- INPUT MATERIAL:

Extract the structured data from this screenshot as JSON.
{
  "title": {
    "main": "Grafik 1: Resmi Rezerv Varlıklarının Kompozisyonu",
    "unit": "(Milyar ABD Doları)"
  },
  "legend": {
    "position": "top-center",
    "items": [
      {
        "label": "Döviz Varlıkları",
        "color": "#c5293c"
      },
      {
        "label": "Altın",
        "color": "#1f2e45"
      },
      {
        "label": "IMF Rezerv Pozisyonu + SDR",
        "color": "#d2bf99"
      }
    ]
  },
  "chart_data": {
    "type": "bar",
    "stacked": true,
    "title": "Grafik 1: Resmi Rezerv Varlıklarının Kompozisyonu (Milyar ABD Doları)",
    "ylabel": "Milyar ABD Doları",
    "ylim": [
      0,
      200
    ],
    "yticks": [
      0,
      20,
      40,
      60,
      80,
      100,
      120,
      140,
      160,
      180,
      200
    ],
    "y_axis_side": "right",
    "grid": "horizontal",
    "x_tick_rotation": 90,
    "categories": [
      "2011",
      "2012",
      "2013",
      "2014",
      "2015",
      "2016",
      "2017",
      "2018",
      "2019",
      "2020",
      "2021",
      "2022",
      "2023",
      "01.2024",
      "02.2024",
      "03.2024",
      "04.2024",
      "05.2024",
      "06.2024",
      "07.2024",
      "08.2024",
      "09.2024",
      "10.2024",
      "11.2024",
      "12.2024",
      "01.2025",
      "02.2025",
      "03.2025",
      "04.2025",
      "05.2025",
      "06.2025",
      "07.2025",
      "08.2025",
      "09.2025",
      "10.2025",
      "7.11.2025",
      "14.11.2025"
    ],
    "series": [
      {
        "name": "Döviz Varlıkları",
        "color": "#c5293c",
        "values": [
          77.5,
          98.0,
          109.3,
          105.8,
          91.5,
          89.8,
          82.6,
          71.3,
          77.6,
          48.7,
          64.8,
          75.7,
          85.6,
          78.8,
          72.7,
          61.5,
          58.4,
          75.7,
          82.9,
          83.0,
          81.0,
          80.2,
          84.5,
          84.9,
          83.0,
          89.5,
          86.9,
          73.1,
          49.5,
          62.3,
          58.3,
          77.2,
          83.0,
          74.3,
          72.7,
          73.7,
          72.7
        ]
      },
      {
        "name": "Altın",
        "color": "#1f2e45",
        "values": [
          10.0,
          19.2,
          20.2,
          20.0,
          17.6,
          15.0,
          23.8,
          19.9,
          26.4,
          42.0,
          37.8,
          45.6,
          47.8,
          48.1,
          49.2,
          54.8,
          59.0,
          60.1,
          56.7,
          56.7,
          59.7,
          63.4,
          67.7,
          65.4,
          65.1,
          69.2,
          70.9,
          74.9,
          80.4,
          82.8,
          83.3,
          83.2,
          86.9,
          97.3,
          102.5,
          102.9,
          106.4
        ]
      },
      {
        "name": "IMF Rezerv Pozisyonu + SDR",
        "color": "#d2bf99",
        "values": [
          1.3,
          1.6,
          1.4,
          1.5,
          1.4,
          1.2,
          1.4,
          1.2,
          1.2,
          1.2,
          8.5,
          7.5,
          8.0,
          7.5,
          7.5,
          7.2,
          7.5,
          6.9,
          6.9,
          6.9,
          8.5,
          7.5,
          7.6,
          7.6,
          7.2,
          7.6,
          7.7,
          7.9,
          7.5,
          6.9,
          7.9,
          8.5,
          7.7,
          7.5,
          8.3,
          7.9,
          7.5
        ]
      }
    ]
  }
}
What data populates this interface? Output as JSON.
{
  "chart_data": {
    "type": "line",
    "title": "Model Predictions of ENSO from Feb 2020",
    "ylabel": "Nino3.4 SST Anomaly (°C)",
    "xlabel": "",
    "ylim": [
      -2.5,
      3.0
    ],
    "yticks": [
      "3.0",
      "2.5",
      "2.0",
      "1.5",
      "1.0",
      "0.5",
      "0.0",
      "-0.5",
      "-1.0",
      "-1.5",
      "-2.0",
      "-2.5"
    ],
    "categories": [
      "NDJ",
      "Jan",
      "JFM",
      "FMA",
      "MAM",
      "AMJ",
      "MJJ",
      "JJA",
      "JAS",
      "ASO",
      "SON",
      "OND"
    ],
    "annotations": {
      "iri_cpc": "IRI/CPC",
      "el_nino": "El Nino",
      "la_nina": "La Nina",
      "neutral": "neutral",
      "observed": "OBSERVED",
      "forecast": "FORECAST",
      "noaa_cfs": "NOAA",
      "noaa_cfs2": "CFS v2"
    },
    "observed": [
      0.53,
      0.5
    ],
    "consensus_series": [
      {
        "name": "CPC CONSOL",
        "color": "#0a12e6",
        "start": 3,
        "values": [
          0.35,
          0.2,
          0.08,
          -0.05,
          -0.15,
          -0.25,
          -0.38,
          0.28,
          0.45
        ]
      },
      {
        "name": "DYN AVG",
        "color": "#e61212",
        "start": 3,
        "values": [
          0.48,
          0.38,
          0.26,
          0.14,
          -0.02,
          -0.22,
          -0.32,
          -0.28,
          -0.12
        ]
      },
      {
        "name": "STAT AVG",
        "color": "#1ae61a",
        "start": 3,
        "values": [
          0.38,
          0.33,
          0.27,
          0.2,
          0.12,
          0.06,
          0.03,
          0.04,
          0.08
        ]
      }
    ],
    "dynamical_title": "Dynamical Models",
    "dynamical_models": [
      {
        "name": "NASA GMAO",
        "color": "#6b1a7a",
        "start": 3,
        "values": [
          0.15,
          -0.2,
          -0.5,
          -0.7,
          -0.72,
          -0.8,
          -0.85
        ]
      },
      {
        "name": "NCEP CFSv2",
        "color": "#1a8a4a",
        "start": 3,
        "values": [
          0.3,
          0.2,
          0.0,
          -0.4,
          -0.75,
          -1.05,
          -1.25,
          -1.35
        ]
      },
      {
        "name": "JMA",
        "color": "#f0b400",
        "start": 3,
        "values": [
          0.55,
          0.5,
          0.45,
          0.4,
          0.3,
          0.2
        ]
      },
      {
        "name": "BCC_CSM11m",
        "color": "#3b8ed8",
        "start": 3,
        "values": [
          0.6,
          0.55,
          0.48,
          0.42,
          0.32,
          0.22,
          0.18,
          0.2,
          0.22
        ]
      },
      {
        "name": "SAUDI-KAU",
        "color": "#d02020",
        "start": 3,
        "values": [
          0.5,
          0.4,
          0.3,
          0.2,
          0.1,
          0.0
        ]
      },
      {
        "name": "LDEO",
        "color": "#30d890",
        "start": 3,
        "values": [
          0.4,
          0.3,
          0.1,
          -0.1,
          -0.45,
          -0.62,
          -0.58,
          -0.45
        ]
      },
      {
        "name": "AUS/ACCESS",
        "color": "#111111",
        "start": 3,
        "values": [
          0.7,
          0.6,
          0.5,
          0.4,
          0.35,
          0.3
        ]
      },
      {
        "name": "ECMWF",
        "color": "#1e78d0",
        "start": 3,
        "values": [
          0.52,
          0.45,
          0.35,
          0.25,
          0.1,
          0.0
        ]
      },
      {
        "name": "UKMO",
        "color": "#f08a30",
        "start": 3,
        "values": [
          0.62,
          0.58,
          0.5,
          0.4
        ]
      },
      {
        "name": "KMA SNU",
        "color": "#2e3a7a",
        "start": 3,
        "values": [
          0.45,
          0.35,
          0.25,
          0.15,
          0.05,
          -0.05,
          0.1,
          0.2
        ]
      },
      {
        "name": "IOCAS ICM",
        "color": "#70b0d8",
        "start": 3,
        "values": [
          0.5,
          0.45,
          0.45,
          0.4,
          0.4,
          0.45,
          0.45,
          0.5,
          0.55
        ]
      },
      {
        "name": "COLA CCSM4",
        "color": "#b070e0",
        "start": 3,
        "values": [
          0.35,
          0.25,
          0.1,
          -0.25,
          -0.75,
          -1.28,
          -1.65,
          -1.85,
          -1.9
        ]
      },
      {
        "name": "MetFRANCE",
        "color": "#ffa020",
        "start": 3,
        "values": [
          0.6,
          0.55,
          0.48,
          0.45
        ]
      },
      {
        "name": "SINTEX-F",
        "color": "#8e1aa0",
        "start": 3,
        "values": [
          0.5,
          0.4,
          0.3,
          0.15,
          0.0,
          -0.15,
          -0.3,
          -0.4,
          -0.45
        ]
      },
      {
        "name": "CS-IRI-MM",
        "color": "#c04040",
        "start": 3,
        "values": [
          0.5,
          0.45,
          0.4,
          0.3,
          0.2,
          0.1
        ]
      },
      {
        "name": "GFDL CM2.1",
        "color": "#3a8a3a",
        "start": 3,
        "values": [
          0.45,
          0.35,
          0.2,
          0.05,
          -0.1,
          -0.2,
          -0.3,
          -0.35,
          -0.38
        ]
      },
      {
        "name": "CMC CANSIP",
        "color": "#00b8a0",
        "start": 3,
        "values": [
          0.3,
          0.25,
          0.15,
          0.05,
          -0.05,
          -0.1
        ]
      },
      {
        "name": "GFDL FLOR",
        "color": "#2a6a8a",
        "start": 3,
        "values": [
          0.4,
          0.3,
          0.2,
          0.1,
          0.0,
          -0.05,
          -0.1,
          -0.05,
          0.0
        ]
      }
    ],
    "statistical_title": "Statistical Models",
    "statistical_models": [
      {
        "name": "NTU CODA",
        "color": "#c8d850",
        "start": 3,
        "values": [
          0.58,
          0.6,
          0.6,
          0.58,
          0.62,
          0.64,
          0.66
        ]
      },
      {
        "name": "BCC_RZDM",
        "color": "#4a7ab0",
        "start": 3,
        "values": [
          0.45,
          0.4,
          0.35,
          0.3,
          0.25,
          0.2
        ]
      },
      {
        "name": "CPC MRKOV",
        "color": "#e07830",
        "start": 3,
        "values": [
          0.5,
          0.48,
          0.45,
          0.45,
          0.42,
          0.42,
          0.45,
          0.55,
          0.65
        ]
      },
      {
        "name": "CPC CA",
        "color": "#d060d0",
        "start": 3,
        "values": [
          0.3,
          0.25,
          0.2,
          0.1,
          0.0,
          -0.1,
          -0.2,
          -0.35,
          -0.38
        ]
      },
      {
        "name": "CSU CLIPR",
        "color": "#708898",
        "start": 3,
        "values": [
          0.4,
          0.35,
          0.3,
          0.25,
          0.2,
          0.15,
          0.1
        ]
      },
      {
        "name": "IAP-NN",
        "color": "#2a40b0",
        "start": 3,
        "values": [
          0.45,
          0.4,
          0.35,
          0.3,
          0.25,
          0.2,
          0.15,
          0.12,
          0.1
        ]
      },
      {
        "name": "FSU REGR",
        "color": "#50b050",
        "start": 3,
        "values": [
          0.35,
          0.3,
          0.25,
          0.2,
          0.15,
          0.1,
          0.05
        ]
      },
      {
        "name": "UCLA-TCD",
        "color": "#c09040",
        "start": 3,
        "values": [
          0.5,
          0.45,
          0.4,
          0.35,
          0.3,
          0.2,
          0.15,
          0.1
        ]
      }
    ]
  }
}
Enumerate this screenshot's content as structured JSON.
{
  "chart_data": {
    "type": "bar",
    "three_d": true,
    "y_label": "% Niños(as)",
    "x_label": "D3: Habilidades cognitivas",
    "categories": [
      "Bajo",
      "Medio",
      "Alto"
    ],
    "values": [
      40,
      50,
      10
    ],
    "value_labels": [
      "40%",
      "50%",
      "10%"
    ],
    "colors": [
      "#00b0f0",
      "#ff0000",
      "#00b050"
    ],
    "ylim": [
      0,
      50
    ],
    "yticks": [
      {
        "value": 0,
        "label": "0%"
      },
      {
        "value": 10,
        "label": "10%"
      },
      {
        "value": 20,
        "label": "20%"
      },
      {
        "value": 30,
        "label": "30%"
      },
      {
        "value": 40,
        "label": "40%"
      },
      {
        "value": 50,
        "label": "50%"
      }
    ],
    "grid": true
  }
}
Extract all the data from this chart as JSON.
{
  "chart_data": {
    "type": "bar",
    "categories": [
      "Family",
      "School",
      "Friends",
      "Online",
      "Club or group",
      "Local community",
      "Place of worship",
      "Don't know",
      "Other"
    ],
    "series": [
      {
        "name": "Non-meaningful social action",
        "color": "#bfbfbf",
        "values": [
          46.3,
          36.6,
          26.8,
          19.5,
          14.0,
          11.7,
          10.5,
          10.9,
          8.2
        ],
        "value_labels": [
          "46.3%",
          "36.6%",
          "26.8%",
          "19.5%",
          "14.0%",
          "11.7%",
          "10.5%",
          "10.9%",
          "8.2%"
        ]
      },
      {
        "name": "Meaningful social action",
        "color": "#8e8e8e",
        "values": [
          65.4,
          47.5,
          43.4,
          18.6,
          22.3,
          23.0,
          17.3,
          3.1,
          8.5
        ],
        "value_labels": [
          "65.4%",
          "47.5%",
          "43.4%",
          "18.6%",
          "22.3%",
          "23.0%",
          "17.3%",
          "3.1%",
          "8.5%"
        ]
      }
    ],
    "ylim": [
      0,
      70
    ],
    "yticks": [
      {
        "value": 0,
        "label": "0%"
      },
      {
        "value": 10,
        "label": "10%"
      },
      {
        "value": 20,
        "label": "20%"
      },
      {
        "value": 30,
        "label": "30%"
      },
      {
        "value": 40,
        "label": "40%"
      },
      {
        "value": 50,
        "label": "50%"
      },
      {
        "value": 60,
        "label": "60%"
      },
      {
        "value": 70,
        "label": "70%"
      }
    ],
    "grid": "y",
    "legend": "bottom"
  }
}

- TASK: Print the line containing "Extract all the data from this chart as JSON." and every line after it to the end of the records above, exactly as written, and nothing else.

- RESULT BELOW:
Extract all the data from this chart as JSON.
{
  "chart_data": {
    "type": "bar",
    "categories": [
      "Family",
      "School",
      "Friends",
      "Online",
      "Club or group",
      "Local community",
      "Place of worship",
      "Don't know",
      "Other"
    ],
    "series": [
      {
        "name": "Non-meaningful social action",
        "color": "#bfbfbf",
        "values": [
          46.3,
          36.6,
          26.8,
          19.5,
          14.0,
          11.7,
          10.5,
          10.9,
          8.2
        ],
        "value_labels": [
          "46.3%",
          "36.6%",
          "26.8%",
          "19.5%",
          "14.0%",
          "11.7%",
          "10.5%",
          "10.9%",
          "8.2%"
        ]
      },
      {
        "name": "Meaningful social action",
        "color": "#8e8e8e",
        "values": [
          65.4,
          47.5,
          43.4,
          18.6,
          22.3,
          23.0,
          17.3,
          3.1,
          8.5
        ],
        "value_labels": [
          "65.4%",
          "47.5%",
          "43.4%",
          "18.6%",
          "22.3%",
          "23.0%",
          "17.3%",
          "3.1%",
          "8.5%"
        ]
      }
    ],
    "ylim": [
      0,
      70
    ],
    "yticks": [
      {
        "value": 0,
        "label": "0%"
      },
      {
        "value": 10,
        "label": "10%"
      },
      {
        "value": 20,
        "label": "20%"
      },
      {
        "value": 30,
        "label": "30%"
      },
      {
        "value": 40,
        "label": "40%"
      },
      {
        "value": 50,
        "label": "50%"
      },
      {
        "value": 60,
        "label": "60%"
      },
      {
        "value": 70,
        "label": "70%"
      }
    ],
    "grid": "y",
    "legend": "bottom"
  }
}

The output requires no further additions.